▶ **EXERCISE REQUIREMENTS**: Among the lines of the records, please find those that contain the word "begeleiden" and copy them.

Data extracted from a collection:

▬▬▬

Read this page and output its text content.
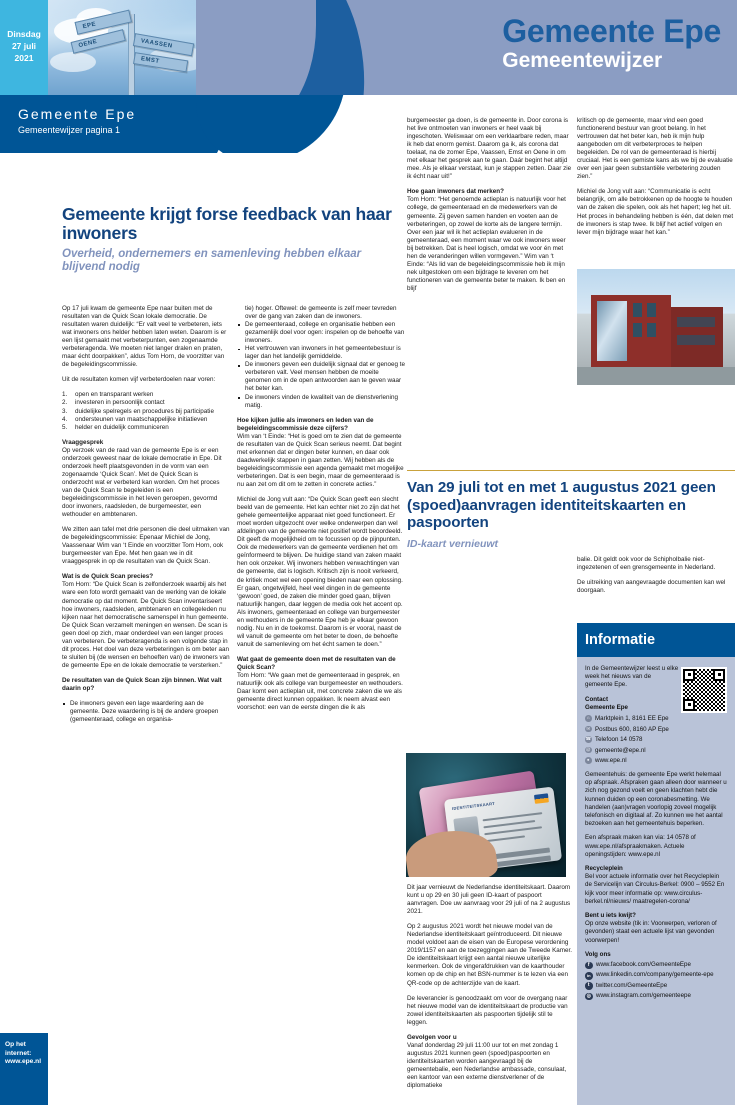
EPE
VAASSEN
OENE
EMST
Dinsdag
27 juli
2021
Gemeente Epe
Gemeentewijzer
Gemeente Epe
Gemeentewijzer pagina 1
Gemeente krijgt forse feedback van haar inwoners
Overheid, ondernemers en samenleving hebben elkaar blijvend nodig

Op 17 juli kwam de gemeente Epe naar buiten met de resultaten van de Quick Scan lokale democratie. De resultaten waren duidelijk: “Er valt veel te verbeteren, iets wat inwoners ons helder hebben laten weten. Daarom is er een lijst gemaakt met verbeterpunten, een zogenaamde verbeteragenda. We moeten niet langer dralen en praten, maar écht doorpakken”, aldus Tom Horn, de voorzitter van de begeleidingscommissie.

Uit de resultaten komen vijf verbeterdoelen naar voren:

1. open en transparant werken
2. investeren in persoonlijk contact
3. duidelijke spelregels en procedures bij participatie
4. ondersteunen van maatschappelijke initiatieven
5. helder en duidelijk communiceren

Vraaggesprek
Op verzoek van de raad van de gemeente Epe is er een onderzoek geweest naar de lokale democratie in Epe. Dit onderzoek heeft plaatsgevonden in de vorm van een zogenaamde ‘Quick Scan’. Met de Quick Scan is onderzocht wat er verbeterd kan worden. Om het proces van de Quick Scan te begeleiden is een begeleidingscommissie in het leven geroepen, gevormd door inwoners, raadsleden, de burgemeester, een wethouder en ambtenaren.

We zitten aan tafel met drie personen die deel uitmaken van de begeleidingscommissie: Epenaar Michiel de Jong, Vaassenaar Wim van ‘t Einde en voorzitter Tom Horn, ook burgemeester van Epe. Met hen gaan we in dit vraaggesprek in op de resultaten van de Quick Scan.

Wat is de Quick Scan precies?
Tom Horn: “De Quick Scan is zelfonderzoek waarbij als het ware een foto wordt gemaakt van de werking van de lokale democratie op dat moment. De Quick Scan inventariseert hoe inwoners, raadsleden, ambtenaren en collegeleden nu kijken naar het democratische samenspel in hun gemeente. De Quick Scan verzamelt meningen en wensen. De scan is geen doel op zich, maar onderdeel van een langer proces van verbeteren. De verbeteragenda is een volgende stap in dit proces. Het doel van deze verbeteringen is om beter aan te sluiten bij (de wensen en behoeften van) de inwoners van de gemeente Epe en de lokale democratie te versterken.”

De resultaten van de Quick Scan zijn binnen. Wat valt daarin op?

De inwoners geven een lage waardering aan de gemeente. Deze waardering is bij de andere groepen (gemeenteraad, college en organisa-

tie) hoger. Oftewel: de gemeente is zelf meer tevreden over de gang van zaken dan de inwoners.

De gemeenteraad, college en organisatie hebben een gezamenlijk doel voor ogen: inspelen op de behoefte van inwoners.
Het vertrouwen van inwoners in het gemeentebestuur is lager dan het landelijk gemiddelde.
De inwoners geven een duidelijk signaal dat er genoeg te verbeteren valt. Veel mensen hebben de moeite genomen om in de open antwoorden aan te geven waar het beter kan.
De inwoners vinden de kwaliteit van de dienstverlening matig.

Hoe kijken jullie als inwoners en leden van de begeleidingscommissie deze cijfers?
Wim van ‘t Einde: “Het is goed om te zien dat de gemeente de resultaten van de Quick Scan serieus neemt. Dat begint met erkennen dat er dingen beter kunnen, en daar ook daadwerkelijk stappen in gaan zetten. Wij hebben als de begeleidingscommissie een agenda gemaakt met mogelijke verbeteringen. Dat is een begin, maar de gemeenteraad is nu aan zet om dit om te zetten in concrete acties.”

Michiel de Jong vult aan: “De Quick Scan geeft een slecht beeld van de gemeente. Het kan echter niet zo zijn dat het gehele gemeentelijke apparaat niet goed functioneert. Er moet worden uitgezocht over welke onderwerpen dan wel afdelingen van de gemeente niet positief wordt beoordeeld. Dit geeft de mogelijkheid om te focussen op de pijnpunten. Ook de medewerkers van de gemeente verdienen het om geïnformeerd te blijven. De huidige stand van zaken maakt hen ook onzeker. Wij inwoners hebben verwachtingen van de gemeente, dat is logisch. Kritisch zijn is nooit verkeerd, de kritiek moet wel een opening bieden naar een oplossing. Er gaan, ongetwijfeld, heel veel dingen in de gemeente ‘gewoon’ goed, de zaken die minder goed gaan, blijven natuurlijk hangen, daar leggen de media ook het accent op. Als inwoners, gemeenteraad en college van burgemeester en wethouders in de gemeente Epe heb je elkaar gewoon nodig. Nu en in de toekomst. Daarom is er vooral, naast de wil vanuit de gemeente om het beter te doen, de behoefte vanuit de samenleving om het écht samen te doen.”

Wat gaat de gemeente doen met de resultaten van de Quick Scan?
Tom Horn: “We gaan met de gemeenteraad in gesprek, en natuurlijk ook als college van burgemeester en wethouders. Daar komt een actieplan uit, met concrete zaken die we als gemeente direct kunnen oppakken. Ik neem alvast een voorschot: een van de eerste dingen die ik als

burgemeester ga doen, is de gemeente in. Door corona is het live ontmoeten van inwoners er heel vaak bij ingeschoten. Weliswaar om een verklaarbare reden, maar ik heb dat enorm gemist. Daarom ga ik, als corona dat toelaat, na de zomer Epe, Vaassen, Emst en Oene in om met elkaar het gesprek aan te gaan. Daár begint het altijd mee. Als je elkaar verstaat, kun je stappen zetten. Daar zie ik écht naar uit!”

Hoe gaan inwoners dat merken?
Tom Horn: “Het genoemde actieplan is natuurlijk voor het college, de gemeenteraad en de medewerkers van de gemeente. Zij geven samen handen en voeten aan de verbeteringen, op zowel de korte als de langere termijn. Over een jaar wil ik het actieplan evalueren in de gemeenteraad, een moment waar we ook inwoners weer bij betrekken. Dat is heel logisch, omdat we voor én met hen de veranderingen willen vormgeven.” Wim van ‘t Einde: “Als lid van de begeleidingscommissie heb ik mijn nek uitgestoken om een bijdrage te leveren om het functioneren van de gemeente beter te maken. Ik ben en blijf

kritisch op de gemeente, maar vind een goed functionerend bestuur van groot belang. In het vertrouwen dat het beter kan, heb ik mijn hulp aangeboden om dit verbeterproces te helpen begeleiden. De rol van de gemeenteraad is hierbij cruciaal. Het is een gemiste kans als we bij de evaluatie over een jaar geen substantiële verbetering zouden zien.”

Michiel de Jong vult aan: “Communicatie is echt belangrijk, om alle betrokkenen op de hoogte te houden van de zaken die spelen, ook als het hapert; leg het uit. Het proces in behandeling hebben is één, dat delen met de inwoners is stap twee. Ik blijf het actief volgen en lever mijn bijdrage waar het kan.”

Van 29 juli tot en met 1 augustus 2021 geen (spoed)aanvragen identiteitskaarten en paspoorten
ID-kaart vernieuwt
IDENTITEITSKAART

Dit jaar vernieuwt de Nederlandse identiteitskaart. Daarom kunt u op 29 en 30 juli geen ID-kaart of paspoort aanvragen. Doe uw aanvraag voor 29 juli of na 2 augustus 2021.

Op 2 augustus 2021 wordt het nieuwe model van de Nederlandse identiteitskaart geïntroduceerd. Dit nieuwe model voldoet aan de eisen van de Europese verordening 2019/1157 en aan de toezeggingen aan de Tweede Kamer. De identiteitskaart krijgt een aantal nieuwe uiterlijke kenmerken. Ook de vingerafdrukken van de kaarthouder komen op de chip en het BSN-nummer is te lezen via een QR-code op de achterzijde van de kaart.

De leverancier is genoodzaakt om voor de overgang naar het nieuwe model van de identiteitskaart de productie van zowel identiteitskaarten als paspoorten tijdelijk stil te leggen.

Gevolgen voor u
Vanaf donderdag 29 juli 11:00 uur tot en met zondag 1 augustus 2021 kunnen geen (spoed)paspoorten en identiteitskaarten worden aangevraagd bij de gemeentebalie, een Nederlandse ambassade, consulaat, een kantoor van een externe dienstverlener of de diplomatieke

balie. Dit geldt ook voor de Schipholbalie niet-ingezetenen of een grensgemeente in Nederland.

De uitreiking van aangevraagde documenten kan wel doorgaan.

Informatie

In de Gemeentewijzer leest u elke week het nieuws van de gemeente Epe.

Contact
Gemeente Epe

⌂ Marktplein 1, 8161 EE Epe
✉ Postbus 600, 8160 AP Epe
☎ Telefoon 14 0578
@ gemeente@epe.nl
● www.epe.nl

Gemeentehuis: de gemeente Epe werkt helemaal op afspraak. Afspraken gaan alleen door wanneer u zich nog gezond voelt en geen klachten hebt die kunnen duiden op een coronabesmetting. We handelen (aan)vragen voorlopig zoveel mogelijk telefonisch en digitaal af. Zo kunnen we het aantal bezoeken aan het gemeentehuis beperken.

Een afspraak maken kan via: 14 0578 of www.epe.nl/afspraakmaken. Actuele openingstijden: www.epe.nl

Recycleplein
Bel voor actuele informatie over het Recycleplein de Servicelijn van Circulus-Berkel: 0900 – 9552 En kijk voor meer informatie op: www.circulus-berkel.nl/nieuws/ maatregelen-corona/

Bent u iets kwijt?
Op onze website (tik in: Voorwerpen, verloren of gevonden) staat een actuele lijst van gevonden voorwerpen!

Volg ons

f	www.facebook.com/GemeenteEpe
in www.linkedin.com/company/gemeente-epe
t	twitter.com/GemeenteEpe
◎ www.instagram.com/gemeenteepe
Op het
internet:
www.epe.nl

▬▬▬

▶ **RESPONSE TO THE TASK**:
Op verzoek van de raad van de gemeente Epe is er een onderzoek geweest naar de lokale democratie in Epe. Dit onderzoek heeft plaatsgevonden in de vorm van een zogenaamde ‘Quick Scan’. Met de Quick Scan is onderzocht wat er verbeterd kan worden. Om het proces van de Quick Scan te begeleiden is een begeleidingscommissie in het leven geroepen, gevormd door inwoners, raadsleden, de burgemeester, een wethouder en ambtenaren.
kritisch op de gemeente, maar vind een goed functionerend bestuur van groot belang. In het vertrouwen dat het beter kan, heb ik mijn hulp aangeboden om dit verbeterproces te helpen begeleiden. De rol van de gemeenteraad is hierbij cruciaal. Het is een gemiste kans als we bij de evaluatie over een jaar geen substantiële verbetering zouden zien.”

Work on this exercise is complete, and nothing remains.